* Problem to work on *
Retype the records below exactly as they appear, but leave out any pictures.

* Data lines *
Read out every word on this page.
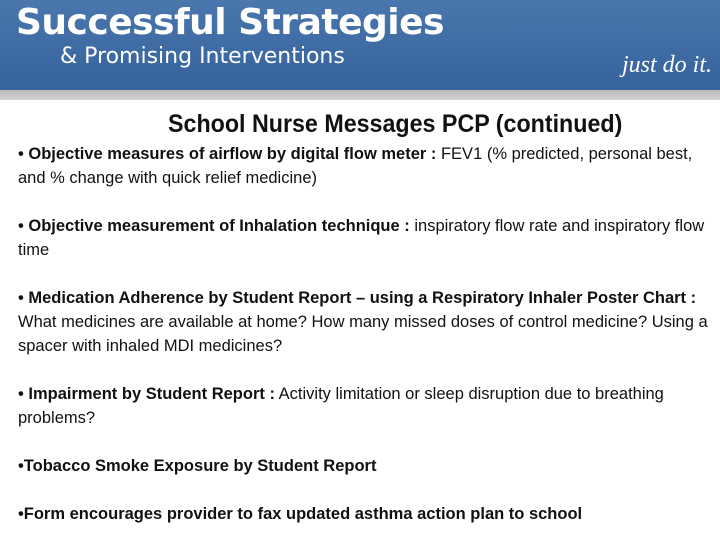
Successful Strategies
& Promising Interventions	just do it.
School Nurse Messages PCP (continued)

• Objective measures of airflow by digital flow meter : FEV1 (% predicted, personal best, and % change with quick relief medicine)

• Objective measurement of Inhalation technique : inspiratory flow rate and inspiratory flow time

• Medication Adherence by Student Report – using a Respiratory Inhaler Poster Chart : What medicines are available at home? How many missed doses of control medicine? Using a spacer with inhaled MDI medicines?

• Impairment by Student Report : Activity limitation or sleep disruption due to breathing problems?

•Tobacco Smoke Exposure by Student Report

•Form encourages provider to fax updated asthma action plan to school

* Response to this exercise *
Read out every word on this page.
Successful Strategies
& Promising Interventions	just do it.
School Nurse Messages PCP (continued)

• Objective measures of airflow by digital flow meter : FEV1 (% predicted, personal best, and % change with quick relief medicine)

• Objective measurement of Inhalation technique : inspiratory flow rate and inspiratory flow time

• Medication Adherence by Student Report – using a Respiratory Inhaler Poster Chart : What medicines are available at home? How many missed doses of control medicine? Using a spacer with inhaled MDI medicines?

• Impairment by Student Report : Activity limitation or sleep disruption due to breathing problems?

•Tobacco Smoke Exposure by Student Report

•Form encourages provider to fax updated asthma action plan to school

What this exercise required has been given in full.